EXERCISE GOAL:
Examine the records and identify each line that includes the string "converted". Copy those lines.

[Collected data]

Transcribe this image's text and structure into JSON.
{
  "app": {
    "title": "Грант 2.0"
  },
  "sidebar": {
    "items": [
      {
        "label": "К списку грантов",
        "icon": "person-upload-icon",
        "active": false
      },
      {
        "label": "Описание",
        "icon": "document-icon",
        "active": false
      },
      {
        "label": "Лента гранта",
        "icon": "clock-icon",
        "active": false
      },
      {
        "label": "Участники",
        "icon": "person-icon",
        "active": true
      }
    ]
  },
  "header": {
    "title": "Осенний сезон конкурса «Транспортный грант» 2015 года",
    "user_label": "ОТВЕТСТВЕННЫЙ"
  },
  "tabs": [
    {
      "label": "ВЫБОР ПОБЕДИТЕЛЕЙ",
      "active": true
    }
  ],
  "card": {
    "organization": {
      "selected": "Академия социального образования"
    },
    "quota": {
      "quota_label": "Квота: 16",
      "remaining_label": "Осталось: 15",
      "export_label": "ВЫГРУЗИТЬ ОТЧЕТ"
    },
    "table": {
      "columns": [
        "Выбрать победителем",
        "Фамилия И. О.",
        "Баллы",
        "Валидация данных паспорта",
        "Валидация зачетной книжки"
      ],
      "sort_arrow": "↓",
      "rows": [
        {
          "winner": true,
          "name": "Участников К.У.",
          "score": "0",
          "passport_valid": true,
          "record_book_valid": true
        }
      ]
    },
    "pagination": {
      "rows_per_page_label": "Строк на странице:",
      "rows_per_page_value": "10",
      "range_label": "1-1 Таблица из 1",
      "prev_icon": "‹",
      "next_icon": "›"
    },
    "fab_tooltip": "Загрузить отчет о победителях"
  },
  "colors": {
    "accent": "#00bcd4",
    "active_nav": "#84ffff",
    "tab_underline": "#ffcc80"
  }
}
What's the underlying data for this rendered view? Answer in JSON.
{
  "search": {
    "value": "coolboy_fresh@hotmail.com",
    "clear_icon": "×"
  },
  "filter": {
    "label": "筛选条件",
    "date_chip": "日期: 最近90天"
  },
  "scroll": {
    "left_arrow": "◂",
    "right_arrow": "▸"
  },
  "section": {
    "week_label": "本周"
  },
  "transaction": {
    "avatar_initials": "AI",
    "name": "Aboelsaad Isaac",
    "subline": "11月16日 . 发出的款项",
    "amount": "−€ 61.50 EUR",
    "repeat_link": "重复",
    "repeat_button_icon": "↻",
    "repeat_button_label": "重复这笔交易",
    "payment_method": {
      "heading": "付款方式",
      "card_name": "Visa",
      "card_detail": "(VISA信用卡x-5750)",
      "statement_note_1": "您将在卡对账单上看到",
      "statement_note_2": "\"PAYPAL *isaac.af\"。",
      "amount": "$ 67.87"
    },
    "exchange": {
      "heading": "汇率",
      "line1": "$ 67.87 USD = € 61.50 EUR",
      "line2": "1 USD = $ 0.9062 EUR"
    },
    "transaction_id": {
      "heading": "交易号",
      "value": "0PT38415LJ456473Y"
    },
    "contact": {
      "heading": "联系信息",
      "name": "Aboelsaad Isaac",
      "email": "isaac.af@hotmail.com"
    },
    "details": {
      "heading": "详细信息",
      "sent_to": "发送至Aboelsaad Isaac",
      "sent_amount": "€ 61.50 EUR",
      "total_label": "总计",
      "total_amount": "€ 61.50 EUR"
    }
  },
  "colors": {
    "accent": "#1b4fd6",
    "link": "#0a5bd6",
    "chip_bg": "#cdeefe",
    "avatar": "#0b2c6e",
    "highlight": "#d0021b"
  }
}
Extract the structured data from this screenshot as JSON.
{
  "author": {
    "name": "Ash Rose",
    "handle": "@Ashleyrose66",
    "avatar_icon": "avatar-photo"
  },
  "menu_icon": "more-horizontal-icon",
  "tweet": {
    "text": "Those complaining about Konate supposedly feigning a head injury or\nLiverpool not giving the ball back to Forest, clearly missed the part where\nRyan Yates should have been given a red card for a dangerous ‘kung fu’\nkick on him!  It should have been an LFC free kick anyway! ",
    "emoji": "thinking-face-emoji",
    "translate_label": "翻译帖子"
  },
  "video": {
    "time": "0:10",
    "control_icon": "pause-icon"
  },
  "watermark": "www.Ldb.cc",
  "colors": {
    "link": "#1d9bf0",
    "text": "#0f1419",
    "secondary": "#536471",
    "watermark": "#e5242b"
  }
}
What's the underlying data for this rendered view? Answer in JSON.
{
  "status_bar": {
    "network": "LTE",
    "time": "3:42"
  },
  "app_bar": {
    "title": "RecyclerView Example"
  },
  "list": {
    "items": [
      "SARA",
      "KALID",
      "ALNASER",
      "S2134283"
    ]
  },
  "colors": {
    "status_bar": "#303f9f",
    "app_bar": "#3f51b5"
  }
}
* * *
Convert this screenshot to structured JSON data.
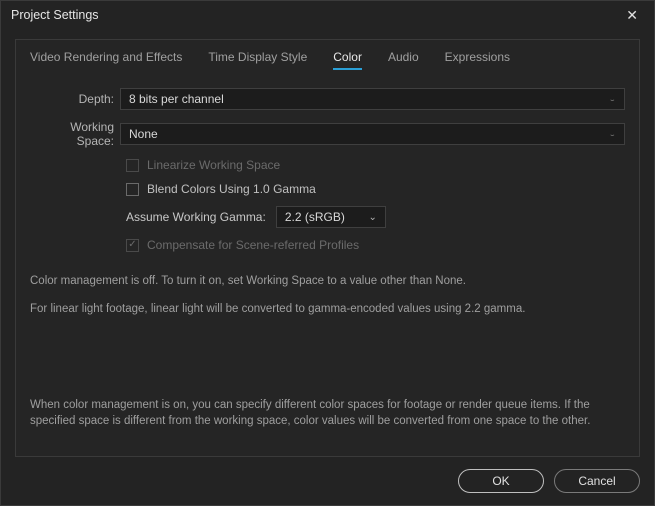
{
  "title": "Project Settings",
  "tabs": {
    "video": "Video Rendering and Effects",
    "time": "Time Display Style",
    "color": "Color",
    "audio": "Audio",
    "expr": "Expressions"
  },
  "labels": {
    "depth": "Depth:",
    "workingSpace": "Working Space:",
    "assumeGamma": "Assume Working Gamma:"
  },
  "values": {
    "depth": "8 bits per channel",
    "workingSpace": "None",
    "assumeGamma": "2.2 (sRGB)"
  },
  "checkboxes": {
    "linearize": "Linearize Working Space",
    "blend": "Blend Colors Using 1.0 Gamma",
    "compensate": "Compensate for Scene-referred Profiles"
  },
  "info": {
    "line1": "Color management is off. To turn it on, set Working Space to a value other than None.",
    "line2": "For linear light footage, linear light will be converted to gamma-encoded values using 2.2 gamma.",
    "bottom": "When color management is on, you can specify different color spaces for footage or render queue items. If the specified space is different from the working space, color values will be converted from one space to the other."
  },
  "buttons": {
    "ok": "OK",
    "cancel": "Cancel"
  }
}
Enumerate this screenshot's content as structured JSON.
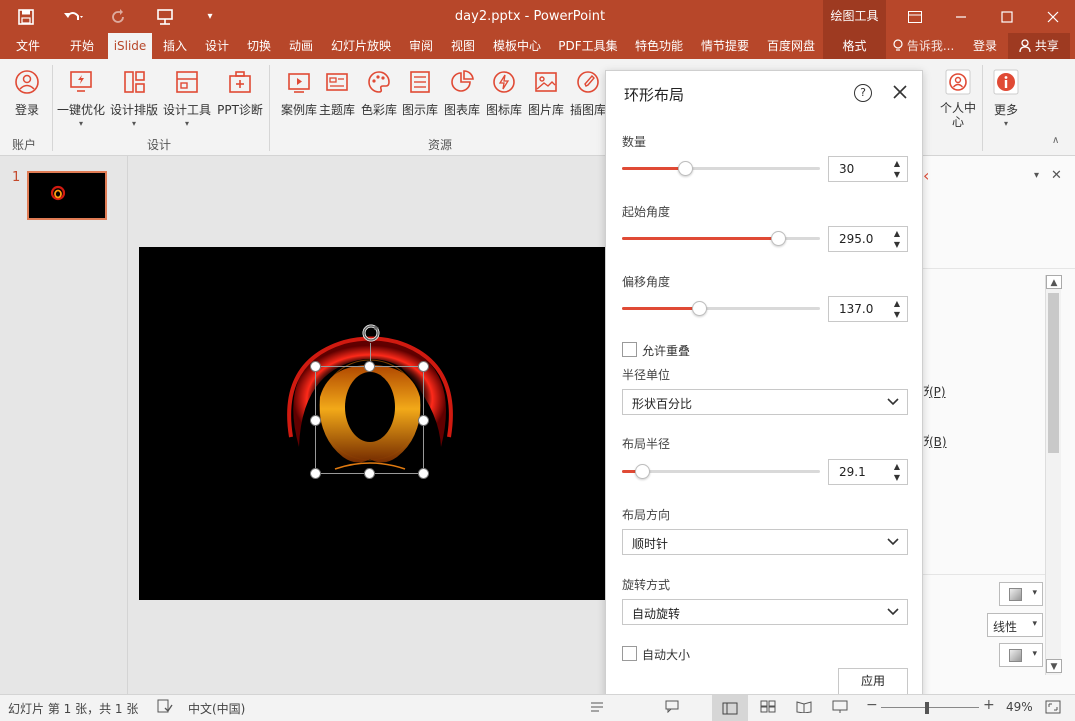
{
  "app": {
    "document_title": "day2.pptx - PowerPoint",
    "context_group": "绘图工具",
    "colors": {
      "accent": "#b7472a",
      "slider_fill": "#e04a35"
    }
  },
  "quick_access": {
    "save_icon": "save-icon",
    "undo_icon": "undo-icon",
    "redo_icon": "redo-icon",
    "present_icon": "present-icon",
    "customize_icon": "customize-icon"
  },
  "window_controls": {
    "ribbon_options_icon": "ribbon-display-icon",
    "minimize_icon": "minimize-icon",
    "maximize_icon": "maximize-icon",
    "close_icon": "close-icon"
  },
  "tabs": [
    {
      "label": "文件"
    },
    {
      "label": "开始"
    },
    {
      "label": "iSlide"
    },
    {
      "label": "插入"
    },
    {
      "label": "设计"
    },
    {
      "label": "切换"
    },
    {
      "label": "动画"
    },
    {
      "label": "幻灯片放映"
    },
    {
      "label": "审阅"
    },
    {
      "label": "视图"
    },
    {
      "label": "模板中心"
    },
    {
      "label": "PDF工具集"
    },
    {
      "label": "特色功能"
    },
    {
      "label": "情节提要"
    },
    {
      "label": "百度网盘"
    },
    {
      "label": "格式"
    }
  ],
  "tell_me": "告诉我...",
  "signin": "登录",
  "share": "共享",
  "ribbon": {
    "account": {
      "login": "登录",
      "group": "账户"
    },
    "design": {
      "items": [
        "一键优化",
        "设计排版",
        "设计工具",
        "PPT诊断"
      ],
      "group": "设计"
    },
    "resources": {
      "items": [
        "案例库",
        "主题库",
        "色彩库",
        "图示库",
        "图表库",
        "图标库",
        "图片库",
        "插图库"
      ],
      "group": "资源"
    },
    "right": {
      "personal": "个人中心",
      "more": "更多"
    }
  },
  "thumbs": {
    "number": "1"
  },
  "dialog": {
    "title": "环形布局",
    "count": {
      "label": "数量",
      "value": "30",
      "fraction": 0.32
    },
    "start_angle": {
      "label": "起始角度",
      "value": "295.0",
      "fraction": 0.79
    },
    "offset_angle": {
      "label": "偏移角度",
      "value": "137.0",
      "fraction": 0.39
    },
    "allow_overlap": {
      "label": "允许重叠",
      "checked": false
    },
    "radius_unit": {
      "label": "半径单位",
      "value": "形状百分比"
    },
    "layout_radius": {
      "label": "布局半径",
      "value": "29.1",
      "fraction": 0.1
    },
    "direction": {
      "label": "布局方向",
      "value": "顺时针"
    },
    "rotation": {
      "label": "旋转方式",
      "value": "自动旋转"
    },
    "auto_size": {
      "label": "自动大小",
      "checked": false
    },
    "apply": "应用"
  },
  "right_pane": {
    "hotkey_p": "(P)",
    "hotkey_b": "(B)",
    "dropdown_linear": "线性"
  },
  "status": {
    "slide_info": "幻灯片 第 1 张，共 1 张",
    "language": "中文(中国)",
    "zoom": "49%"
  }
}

SOLUTION TO THE EXERCISE:
    "line2": "For linear light footage, linear light will be converted to gamma-encoded values using 2.2 gamma.",
    "bottom": "When color management is on, you can specify different color spaces for footage or render queue items. If the specified space is different from the working space, color values will be converted from one space to the other."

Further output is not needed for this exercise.